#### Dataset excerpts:
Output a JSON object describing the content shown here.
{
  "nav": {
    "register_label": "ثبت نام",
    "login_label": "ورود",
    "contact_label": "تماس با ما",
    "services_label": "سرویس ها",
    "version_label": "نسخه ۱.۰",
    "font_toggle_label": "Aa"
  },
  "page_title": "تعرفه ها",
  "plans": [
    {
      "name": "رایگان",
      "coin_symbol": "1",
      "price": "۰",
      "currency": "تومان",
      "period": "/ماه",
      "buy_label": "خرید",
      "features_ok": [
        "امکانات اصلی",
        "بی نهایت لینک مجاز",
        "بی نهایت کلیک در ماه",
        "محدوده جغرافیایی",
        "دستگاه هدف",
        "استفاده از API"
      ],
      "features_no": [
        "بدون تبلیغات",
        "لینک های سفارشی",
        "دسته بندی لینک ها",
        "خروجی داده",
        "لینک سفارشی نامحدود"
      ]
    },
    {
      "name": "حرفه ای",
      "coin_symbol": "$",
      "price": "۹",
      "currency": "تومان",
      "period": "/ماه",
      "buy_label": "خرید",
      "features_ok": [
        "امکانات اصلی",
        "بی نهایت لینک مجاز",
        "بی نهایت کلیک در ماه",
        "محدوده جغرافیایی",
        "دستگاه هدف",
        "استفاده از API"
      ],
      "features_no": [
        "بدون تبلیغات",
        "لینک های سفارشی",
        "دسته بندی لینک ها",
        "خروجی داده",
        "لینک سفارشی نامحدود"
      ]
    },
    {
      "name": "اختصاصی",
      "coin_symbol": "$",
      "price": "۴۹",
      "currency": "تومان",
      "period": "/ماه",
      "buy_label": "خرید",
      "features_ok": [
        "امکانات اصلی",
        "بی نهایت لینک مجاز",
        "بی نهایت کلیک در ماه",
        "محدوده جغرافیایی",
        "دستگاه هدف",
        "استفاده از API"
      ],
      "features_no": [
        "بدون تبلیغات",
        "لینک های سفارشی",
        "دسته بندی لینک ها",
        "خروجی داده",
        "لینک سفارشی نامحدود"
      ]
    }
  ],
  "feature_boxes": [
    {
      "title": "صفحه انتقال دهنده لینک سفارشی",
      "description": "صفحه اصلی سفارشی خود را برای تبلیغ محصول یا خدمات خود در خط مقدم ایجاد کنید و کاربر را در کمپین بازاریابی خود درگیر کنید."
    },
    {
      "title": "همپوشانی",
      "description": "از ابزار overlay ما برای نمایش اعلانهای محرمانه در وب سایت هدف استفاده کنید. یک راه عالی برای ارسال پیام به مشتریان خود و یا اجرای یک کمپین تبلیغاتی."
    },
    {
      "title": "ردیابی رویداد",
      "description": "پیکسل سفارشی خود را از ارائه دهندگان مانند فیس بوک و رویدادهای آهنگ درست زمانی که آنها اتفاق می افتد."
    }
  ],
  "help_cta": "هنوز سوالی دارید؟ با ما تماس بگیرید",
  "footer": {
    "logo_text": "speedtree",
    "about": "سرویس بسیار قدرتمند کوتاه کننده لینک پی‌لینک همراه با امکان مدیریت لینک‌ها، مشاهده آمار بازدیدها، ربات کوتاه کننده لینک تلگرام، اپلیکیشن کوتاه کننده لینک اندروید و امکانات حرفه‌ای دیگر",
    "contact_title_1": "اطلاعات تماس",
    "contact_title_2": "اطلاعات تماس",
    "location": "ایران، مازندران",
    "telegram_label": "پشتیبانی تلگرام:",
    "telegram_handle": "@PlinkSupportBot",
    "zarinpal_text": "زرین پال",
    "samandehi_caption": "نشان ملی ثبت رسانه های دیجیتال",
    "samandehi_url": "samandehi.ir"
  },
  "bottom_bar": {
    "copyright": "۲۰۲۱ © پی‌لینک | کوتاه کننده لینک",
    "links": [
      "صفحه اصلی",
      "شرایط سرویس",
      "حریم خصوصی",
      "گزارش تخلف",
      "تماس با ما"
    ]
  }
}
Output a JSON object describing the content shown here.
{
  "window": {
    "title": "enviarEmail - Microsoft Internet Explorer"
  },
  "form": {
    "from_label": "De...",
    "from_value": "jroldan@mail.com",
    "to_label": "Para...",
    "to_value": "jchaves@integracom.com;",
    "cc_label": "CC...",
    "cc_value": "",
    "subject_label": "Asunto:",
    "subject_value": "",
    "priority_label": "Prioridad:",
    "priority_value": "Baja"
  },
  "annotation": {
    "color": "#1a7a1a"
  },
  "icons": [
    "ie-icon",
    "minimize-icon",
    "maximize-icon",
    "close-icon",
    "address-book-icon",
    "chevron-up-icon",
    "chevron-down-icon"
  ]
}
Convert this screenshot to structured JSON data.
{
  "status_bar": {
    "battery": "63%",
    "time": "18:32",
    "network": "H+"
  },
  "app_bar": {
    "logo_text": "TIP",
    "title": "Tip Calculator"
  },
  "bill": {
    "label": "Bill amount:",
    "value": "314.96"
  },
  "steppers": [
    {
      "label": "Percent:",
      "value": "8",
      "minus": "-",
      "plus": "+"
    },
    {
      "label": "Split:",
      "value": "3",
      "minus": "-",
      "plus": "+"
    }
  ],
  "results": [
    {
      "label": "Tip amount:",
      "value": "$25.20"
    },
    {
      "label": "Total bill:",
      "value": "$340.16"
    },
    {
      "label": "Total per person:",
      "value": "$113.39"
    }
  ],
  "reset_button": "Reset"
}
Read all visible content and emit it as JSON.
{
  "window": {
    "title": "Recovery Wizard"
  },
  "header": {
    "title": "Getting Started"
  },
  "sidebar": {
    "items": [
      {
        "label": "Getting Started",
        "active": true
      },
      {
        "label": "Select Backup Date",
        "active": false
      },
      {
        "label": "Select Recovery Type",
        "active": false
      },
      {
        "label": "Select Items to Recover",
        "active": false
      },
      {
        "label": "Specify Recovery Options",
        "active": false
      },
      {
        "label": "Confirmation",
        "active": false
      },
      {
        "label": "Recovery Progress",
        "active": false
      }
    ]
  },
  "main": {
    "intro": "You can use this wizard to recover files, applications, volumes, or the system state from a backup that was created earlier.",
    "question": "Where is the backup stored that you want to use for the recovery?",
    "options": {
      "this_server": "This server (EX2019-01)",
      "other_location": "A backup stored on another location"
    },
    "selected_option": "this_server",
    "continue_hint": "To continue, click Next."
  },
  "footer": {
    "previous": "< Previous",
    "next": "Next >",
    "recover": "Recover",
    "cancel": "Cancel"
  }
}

#### WHAT IS EXPECTED:
Retype all of the data shown above, word for word.

#### RESPONSE TO THE EXERCISE:
Output a JSON object describing the content shown here.
{
  "nav": {
    "register_label": "ثبت نام",
    "login_label": "ورود",
    "contact_label": "تماس با ما",
    "services_label": "سرویس ها",
    "version_label": "نسخه ۱.۰",
    "font_toggle_label": "Aa"
  },
  "page_title": "تعرفه ها",
  "plans": [
    {
      "name": "رایگان",
      "coin_symbol": "1",
      "price": "۰",
      "currency": "تومان",
      "period": "/ماه",
      "buy_label": "خرید",
      "features_ok": [
        "امکانات اصلی",
        "بی نهایت لینک مجاز",
        "بی نهایت کلیک در ماه",
        "محدوده جغرافیایی",
        "دستگاه هدف",
        "استفاده از API"
      ],
      "features_no": [
        "بدون تبلیغات",
        "لینک های سفارشی",
        "دسته بندی لینک ها",
        "خروجی داده",
        "لینک سفارشی نامحدود"
      ]
    },
    {
      "name": "حرفه ای",
      "coin_symbol": "$",
      "price": "۹",
      "currency": "تومان",
      "period": "/ماه",
      "buy_label": "خرید",
      "features_ok": [
        "امکانات اصلی",
        "بی نهایت لینک مجاز",
        "بی نهایت کلیک در ماه",
        "محدوده جغرافیایی",
        "دستگاه هدف",
        "استفاده از API"
      ],
      "features_no": [
        "بدون تبلیغات",
        "لینک های سفارشی",
        "دسته بندی لینک ها",
        "خروجی داده",
        "لینک سفارشی نامحدود"
      ]
    },
    {
      "name": "اختصاصی",
      "coin_symbol": "$",
      "price": "۴۹",
      "currency": "تومان",
      "period": "/ماه",
      "buy_label": "خرید",
      "features_ok": [
        "امکانات اصلی",
        "بی نهایت لینک مجاز",
        "بی نهایت کلیک در ماه",
        "محدوده جغرافیایی",
        "دستگاه هدف",
        "استفاده از API"
      ],
      "features_no": [
        "بدون تبلیغات",
        "لینک های سفارشی",
        "دسته بندی لینک ها",
        "خروجی داده",
        "لینک سفارشی نامحدود"
      ]
    }
  ],
  "feature_boxes": [
    {
      "title": "صفحه انتقال دهنده لینک سفارشی",
      "description": "صفحه اصلی سفارشی خود را برای تبلیغ محصول یا خدمات خود در خط مقدم ایجاد کنید و کاربر را در کمپین بازاریابی خود درگیر کنید."
    },
    {
      "title": "همپوشانی",
      "description": "از ابزار overlay ما برای نمایش اعلانهای محرمانه در وب سایت هدف استفاده کنید. یک راه عالی برای ارسال پیام به مشتریان خود و یا اجرای یک کمپین تبلیغاتی."
    },
    {
      "title": "ردیابی رویداد",
      "description": "پیکسل سفارشی خود را از ارائه دهندگان مانند فیس بوک و رویدادهای آهنگ درست زمانی که آنها اتفاق می افتد."
    }
  ],
  "help_cta": "هنوز سوالی دارید؟ با ما تماس بگیرید",
  "footer": {
    "logo_text": "speedtree",
    "about": "سرویس بسیار قدرتمند کوتاه کننده لینک پی‌لینک همراه با امکان مدیریت لینک‌ها، مشاهده آمار بازدیدها، ربات کوتاه کننده لینک تلگرام، اپلیکیشن کوتاه کننده لینک اندروید و امکانات حرفه‌ای دیگر",
    "contact_title_1": "اطلاعات تماس",
    "contact_title_2": "اطلاعات تماس",
    "location": "ایران، مازندران",
    "telegram_label": "پشتیبانی تلگرام:",
    "telegram_handle": "@PlinkSupportBot",
    "zarinpal_text": "زرین پال",
    "samandehi_caption": "نشان ملی ثبت رسانه های دیجیتال",
    "samandehi_url": "samandehi.ir"
  },
  "bottom_bar": {
    "copyright": "۲۰۲۱ © پی‌لینک | کوتاه کننده لینک",
    "links": [
      "صفحه اصلی",
      "شرایط سرویس",
      "حریم خصوصی",
      "گزارش تخلف",
      "تماس با ما"
    ]
  }
}
Output a JSON object describing the content shown here.
{
  "window": {
    "title": "enviarEmail - Microsoft Internet Explorer"
  },
  "form": {
    "from_label": "De...",
    "from_value": "jroldan@mail.com",
    "to_label": "Para...",
    "to_value": "jchaves@integracom.com;",
    "cc_label": "CC...",
    "cc_value": "",
    "subject_label": "Asunto:",
    "subject_value": "",
    "priority_label": "Prioridad:",
    "priority_value": "Baja"
  },
  "annotation": {
    "color": "#1a7a1a"
  },
  "icons": [
    "ie-icon",
    "minimize-icon",
    "maximize-icon",
    "close-icon",
    "address-book-icon",
    "chevron-up-icon",
    "chevron-down-icon"
  ]
}
Convert this screenshot to structured JSON data.
{
  "status_bar": {
    "battery": "63%",
    "time": "18:32",
    "network": "H+"
  },
  "app_bar": {
    "logo_text": "TIP",
    "title": "Tip Calculator"
  },
  "bill": {
    "label": "Bill amount:",
    "value": "314.96"
  },
  "steppers": [
    {
      "label": "Percent:",
      "value": "8",
      "minus": "-",
      "plus": "+"
    },
    {
      "label": "Split:",
      "value": "3",
      "minus": "-",
      "plus": "+"
    }
  ],
  "results": [
    {
      "label": "Tip amount:",
      "value": "$25.20"
    },
    {
      "label": "Total bill:",
      "value": "$340.16"
    },
    {
      "label": "Total per person:",
      "value": "$113.39"
    }
  ],
  "reset_button": "Reset"
}
Read all visible content and emit it as JSON.
{
  "window": {
    "title": "Recovery Wizard"
  },
  "header": {
    "title": "Getting Started"
  },
  "sidebar": {
    "items": [
      {
        "label": "Getting Started",
        "active": true
      },
      {
        "label": "Select Backup Date",
        "active": false
      },
      {
        "label": "Select Recovery Type",
        "active": false
      },
      {
        "label": "Select Items to Recover",
        "active": false
      },
      {
        "label": "Specify Recovery Options",
        "active": false
      },
      {
        "label": "Confirmation",
        "active": false
      },
      {
        "label": "Recovery Progress",
        "active": false
      }
    ]
  },
  "main": {
    "intro": "You can use this wizard to recover files, applications, volumes, or the system state from a backup that was created earlier.",
    "question": "Where is the backup stored that you want to use for the recovery?",
    "options": {
      "this_server": "This server (EX2019-01)",
      "other_location": "A backup stored on another location"
    },
    "selected_option": "this_server",
    "continue_hint": "To continue, click Next."
  },
  "footer": {
    "previous": "< Previous",
    "next": "Next >",
    "recover": "Recover",
    "cancel": "Cancel"
  }
}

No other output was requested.